**PAGE:**
No. 76 Operational Training Unit RAF (76 OTU) was a Royal Air Force operational training unit during the Second World War.

The unit was formed at RAF Aqir on 1 October 1943. Throughout its existence it was equipped with Vickers Wellington bombers - Mk. III and Mk. Xs (by October 1944 all the aircraft were Mk. Xs) and trained crews for night bombing operations with RAF squadrons in the Middle East. The Mk. X was the last of the bomber variants and the most numerous. It was generally similar to the Mk. III, but had the more powerful Hercules VI or XVI engine with downdraught carburettor. It can be distinguished externally from the earlier marks by the carburettor intake placed on top of the engine cowling – as in the photo from the IWM collection.

76 OPERATIONAL TRAINING UNIT – WELLINGTON MEDIUM BOMBERS. EIGHT WEEK COURSE:
FORMATION OF CREW – PILOT- NAVIGATOR- BOMB AIMER-FLIGHT ENGINEER- WIRELESS OPERATOR – AND TWO AIR GUNNERS.
DAY AND NIGHT FLYING.
TRAINING- AIR GUNNERS-AIR TO DROGUE FIRING – AIR TO SEA FIRING – FIGHTER AFFILIATION AND EVASIVE ACTIONS.
COMBINED CREW EXERCISES – DAY AND NIGHT CROSS COUNTRY/SEA FLIGHTS OF 5 TO 6 HOURS AT 10–15,000FT.
1675 HEAVY CONVERSION UNIT – B.24 LIBERATOR. FOUR WEEK CONVERSION COURSE – RAF ABU SUEIR.

Pilot Matt Kennedy's account of his time at Aqir:

"...No.5 ACRC Cairo: We were held at Cairo until 8 October when we entrained for No.1 ACRC Jerusalem, Palestine.  We were held at Jerusalem for 20 days and finally posted to No.76 OTU Aqir, Palestine 28th October, 1944.
 
Here is where we would crew up and learn to fly Wellingtons. As soon as we arrived we heard that a crew had crashed and had been killed and volunteers were being sought for a burial party. Not a very auspicious welcome!

After settling in, all of us, pilots, navigators, bomb aimers, wireless ops, flight engineers and gunners were assembled in a drill area and told to crew up. It seemed quite a haphazard method. I heard someone with a Scottish accent who turned out to be Jim Mitchell, Wireless Op. So he joined me along with another Scot, Dave Bremner as Flight Engineer. We then got talking to Maurice Harmes who came along as bomb aimer. He asked me if we could take Stan and Charlie Mansfield as gunners. They were twin brothers and their mother had got a special dispensation from the Air Ministry to allow them to fly together on the same crew. The last member to join us was Cyril King who came as Navigator.

We were fortunate, in that, in spite of the way crewing was done, we ended up with a happy, efficient crew who got along well with each other. Our first training consisted of Ground School, learning all about the workings of the Wellington's hydraulic and electrical systems plus the use of the oxygen and radio telephone systems. We had to pass a written test on these procedures. The next stage, as a crew, was parachute and dinghy drills on how to exit from a plane. An old Blenheim at a swimming pool was used for this.

**EXERCISE TASKS:**
**a.** According to the 76 OTU page, on what date was the unit formed?
**b.** Retype the 76 OTU page from "76 OPERATIONAL TRAINING UNIT –" up to and including "TWO AIR GUNNERS.".
**c.** Decide whether each statement agrees with the 76 OTU page, answering yes or no and quoting the words that settle it: (i) The Wellington Mk. X can be told apart from earlier marks by an intake on top of the engine cowling. (ii) In Matt Kennedy's account, the group was held at Jerusalem for 30 days. (iii) An old Blenheim at a swimming pool was used for the parachute and dinghy drills.
Nothing in the listing matters here.

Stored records
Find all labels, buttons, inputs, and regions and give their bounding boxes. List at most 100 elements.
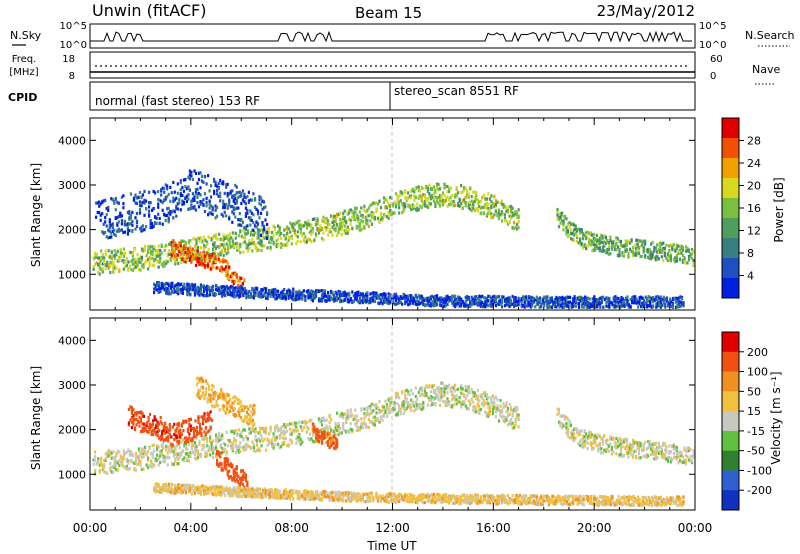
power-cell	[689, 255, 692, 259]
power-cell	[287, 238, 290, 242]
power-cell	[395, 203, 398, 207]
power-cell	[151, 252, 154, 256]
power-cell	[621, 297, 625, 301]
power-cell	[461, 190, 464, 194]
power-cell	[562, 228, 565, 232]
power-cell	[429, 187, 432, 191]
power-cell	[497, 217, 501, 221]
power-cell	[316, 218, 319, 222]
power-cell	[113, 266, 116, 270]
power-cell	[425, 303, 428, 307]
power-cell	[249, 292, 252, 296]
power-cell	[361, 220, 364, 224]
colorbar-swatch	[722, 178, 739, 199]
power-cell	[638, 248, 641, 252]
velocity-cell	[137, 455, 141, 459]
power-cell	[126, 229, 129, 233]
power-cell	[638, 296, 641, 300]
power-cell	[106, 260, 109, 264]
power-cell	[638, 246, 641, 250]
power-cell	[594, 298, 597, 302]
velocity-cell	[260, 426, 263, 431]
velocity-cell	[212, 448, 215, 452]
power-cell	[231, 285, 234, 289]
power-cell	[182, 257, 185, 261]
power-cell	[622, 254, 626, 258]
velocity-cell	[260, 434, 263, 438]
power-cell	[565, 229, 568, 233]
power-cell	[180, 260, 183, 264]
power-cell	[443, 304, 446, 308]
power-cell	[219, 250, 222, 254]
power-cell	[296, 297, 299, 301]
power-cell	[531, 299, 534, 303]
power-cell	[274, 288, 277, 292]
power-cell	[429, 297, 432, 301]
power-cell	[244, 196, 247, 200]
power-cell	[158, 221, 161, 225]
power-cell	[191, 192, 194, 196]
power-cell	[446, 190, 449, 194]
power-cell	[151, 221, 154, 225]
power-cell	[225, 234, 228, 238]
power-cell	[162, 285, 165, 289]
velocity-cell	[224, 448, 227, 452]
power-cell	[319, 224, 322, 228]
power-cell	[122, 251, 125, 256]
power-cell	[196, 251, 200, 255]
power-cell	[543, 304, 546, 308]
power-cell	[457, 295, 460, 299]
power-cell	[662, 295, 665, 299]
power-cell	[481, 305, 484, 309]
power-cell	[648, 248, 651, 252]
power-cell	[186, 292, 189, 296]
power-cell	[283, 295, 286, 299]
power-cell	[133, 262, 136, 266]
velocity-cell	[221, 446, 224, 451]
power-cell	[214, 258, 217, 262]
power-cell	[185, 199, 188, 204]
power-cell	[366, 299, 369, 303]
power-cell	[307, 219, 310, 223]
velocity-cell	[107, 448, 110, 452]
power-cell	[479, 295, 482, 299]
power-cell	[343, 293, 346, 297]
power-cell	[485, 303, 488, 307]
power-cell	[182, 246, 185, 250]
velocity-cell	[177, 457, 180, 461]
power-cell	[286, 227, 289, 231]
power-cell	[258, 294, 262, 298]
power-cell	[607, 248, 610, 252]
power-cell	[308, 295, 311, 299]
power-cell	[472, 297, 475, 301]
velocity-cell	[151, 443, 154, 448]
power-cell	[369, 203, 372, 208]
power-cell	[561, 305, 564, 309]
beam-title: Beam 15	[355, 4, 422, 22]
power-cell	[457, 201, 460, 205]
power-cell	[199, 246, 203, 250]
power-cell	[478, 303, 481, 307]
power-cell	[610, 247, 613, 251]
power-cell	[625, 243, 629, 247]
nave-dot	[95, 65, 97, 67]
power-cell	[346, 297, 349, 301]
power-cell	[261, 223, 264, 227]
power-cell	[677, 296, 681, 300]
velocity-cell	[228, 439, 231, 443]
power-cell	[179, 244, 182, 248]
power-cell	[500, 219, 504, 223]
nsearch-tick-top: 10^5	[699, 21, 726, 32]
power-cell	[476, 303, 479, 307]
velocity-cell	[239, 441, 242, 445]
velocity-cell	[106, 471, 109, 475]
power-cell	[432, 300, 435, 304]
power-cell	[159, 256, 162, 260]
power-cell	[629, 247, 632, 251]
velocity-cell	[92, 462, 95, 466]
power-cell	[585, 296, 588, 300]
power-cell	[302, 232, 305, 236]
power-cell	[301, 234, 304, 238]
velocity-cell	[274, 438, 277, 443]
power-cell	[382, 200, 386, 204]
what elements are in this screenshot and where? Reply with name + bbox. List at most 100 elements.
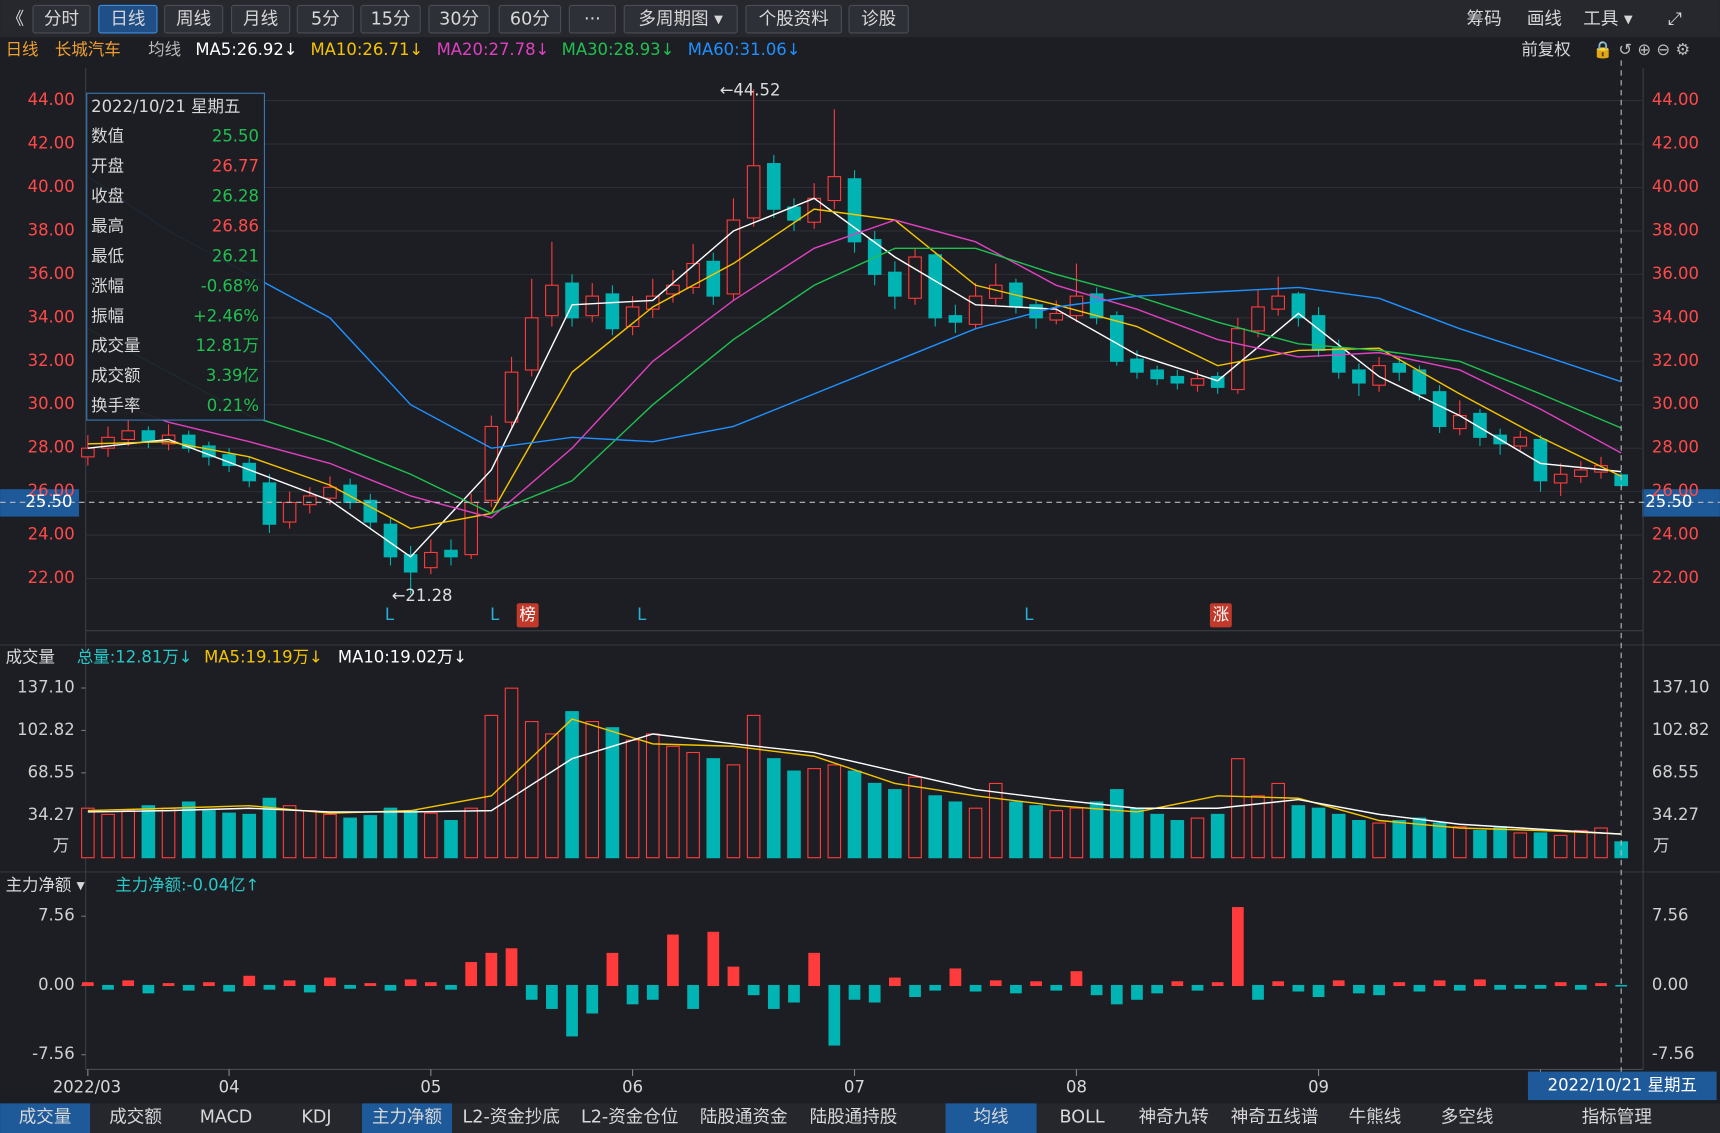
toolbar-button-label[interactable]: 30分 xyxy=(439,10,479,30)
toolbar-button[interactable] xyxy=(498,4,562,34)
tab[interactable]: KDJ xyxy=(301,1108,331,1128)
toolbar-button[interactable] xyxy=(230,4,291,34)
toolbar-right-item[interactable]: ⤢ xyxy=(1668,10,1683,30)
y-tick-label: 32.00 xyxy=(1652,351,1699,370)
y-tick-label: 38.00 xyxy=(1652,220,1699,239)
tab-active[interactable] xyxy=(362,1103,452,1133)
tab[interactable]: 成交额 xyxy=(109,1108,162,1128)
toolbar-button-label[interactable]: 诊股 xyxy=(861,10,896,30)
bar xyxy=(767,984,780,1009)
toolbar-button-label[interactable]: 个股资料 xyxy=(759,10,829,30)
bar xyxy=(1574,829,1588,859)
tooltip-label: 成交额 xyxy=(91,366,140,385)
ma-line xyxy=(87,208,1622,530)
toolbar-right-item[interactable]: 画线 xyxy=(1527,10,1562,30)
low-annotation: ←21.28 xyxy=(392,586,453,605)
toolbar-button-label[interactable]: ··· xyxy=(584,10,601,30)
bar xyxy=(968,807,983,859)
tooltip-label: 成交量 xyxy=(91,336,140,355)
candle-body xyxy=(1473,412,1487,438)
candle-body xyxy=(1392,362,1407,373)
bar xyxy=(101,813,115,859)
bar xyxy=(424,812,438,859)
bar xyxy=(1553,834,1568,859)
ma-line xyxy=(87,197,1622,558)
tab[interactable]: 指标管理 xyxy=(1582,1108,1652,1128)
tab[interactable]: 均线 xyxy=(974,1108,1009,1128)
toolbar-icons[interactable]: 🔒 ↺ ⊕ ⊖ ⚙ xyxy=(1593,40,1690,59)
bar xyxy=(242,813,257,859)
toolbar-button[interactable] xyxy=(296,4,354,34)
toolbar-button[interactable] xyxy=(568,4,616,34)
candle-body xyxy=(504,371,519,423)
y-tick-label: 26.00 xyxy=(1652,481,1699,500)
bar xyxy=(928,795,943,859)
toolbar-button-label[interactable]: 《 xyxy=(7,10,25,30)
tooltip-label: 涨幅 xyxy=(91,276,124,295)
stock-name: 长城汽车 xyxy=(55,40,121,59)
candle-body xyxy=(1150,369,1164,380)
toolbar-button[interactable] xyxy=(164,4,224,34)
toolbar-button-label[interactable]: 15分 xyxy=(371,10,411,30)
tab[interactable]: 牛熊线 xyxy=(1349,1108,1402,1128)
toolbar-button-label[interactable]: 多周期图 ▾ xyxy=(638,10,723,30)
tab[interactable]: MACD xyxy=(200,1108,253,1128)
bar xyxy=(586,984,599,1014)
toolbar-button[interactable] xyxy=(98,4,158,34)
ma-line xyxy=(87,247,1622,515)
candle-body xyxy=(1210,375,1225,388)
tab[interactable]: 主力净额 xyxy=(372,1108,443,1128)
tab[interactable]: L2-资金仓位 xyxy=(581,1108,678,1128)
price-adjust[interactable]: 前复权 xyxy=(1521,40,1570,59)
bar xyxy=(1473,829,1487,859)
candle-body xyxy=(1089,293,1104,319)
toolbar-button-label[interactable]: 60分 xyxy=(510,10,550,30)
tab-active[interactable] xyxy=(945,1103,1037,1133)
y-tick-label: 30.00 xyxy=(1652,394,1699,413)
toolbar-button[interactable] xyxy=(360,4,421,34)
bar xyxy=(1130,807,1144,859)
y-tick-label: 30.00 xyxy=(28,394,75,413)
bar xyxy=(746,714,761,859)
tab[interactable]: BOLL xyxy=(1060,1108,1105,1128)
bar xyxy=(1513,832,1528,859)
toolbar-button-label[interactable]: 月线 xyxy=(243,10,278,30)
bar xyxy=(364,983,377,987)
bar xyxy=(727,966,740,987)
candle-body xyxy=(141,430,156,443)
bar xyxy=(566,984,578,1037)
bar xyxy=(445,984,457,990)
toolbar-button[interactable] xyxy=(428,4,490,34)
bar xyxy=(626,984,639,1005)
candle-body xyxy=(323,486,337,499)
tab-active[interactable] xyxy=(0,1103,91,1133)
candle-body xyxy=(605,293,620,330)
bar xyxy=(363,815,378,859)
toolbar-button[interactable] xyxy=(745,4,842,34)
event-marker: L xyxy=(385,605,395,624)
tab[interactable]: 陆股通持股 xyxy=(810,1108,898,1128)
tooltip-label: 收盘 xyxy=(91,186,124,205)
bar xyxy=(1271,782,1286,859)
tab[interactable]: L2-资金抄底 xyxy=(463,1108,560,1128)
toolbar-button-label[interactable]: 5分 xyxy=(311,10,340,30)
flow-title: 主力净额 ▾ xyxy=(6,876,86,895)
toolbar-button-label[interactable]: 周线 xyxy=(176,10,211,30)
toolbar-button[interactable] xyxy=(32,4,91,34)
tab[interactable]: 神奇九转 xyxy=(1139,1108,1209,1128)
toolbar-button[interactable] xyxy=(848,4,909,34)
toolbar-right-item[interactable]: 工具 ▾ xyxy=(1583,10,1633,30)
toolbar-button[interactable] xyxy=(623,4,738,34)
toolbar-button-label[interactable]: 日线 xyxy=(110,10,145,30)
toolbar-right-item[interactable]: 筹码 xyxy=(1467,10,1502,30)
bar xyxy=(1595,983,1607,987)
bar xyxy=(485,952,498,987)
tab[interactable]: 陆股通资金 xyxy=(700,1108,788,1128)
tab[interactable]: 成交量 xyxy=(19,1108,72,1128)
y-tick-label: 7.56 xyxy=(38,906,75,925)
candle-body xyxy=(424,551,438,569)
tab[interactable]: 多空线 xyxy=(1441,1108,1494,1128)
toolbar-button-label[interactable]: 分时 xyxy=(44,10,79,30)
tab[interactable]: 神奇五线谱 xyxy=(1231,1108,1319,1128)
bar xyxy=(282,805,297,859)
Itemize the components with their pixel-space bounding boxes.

**SOLUTIONS TO THE EXERCISE:**
**a.** 1 October 1943

**b.**
76 OPERATIONAL TRAINING UNIT – WELLINGTON MEDIUM BOMBERS. EIGHT WEEK COURSE:
FORMATION OF CREW – PILOT- NAVIGATOR- BOMB AIMER-FLIGHT ENGINEER- WIRELESS OPERATOR – AND TWO AIR GUNNERS.

**c.**
(i) Yes: "It can be distinguished externally from the earlier marks by the carburettor intake placed on top of the engine cowling"
(ii) No: "We were held at Jerusalem for 20 days"
(iii) Yes: "An old Blenheim at a swimming pool was used for this."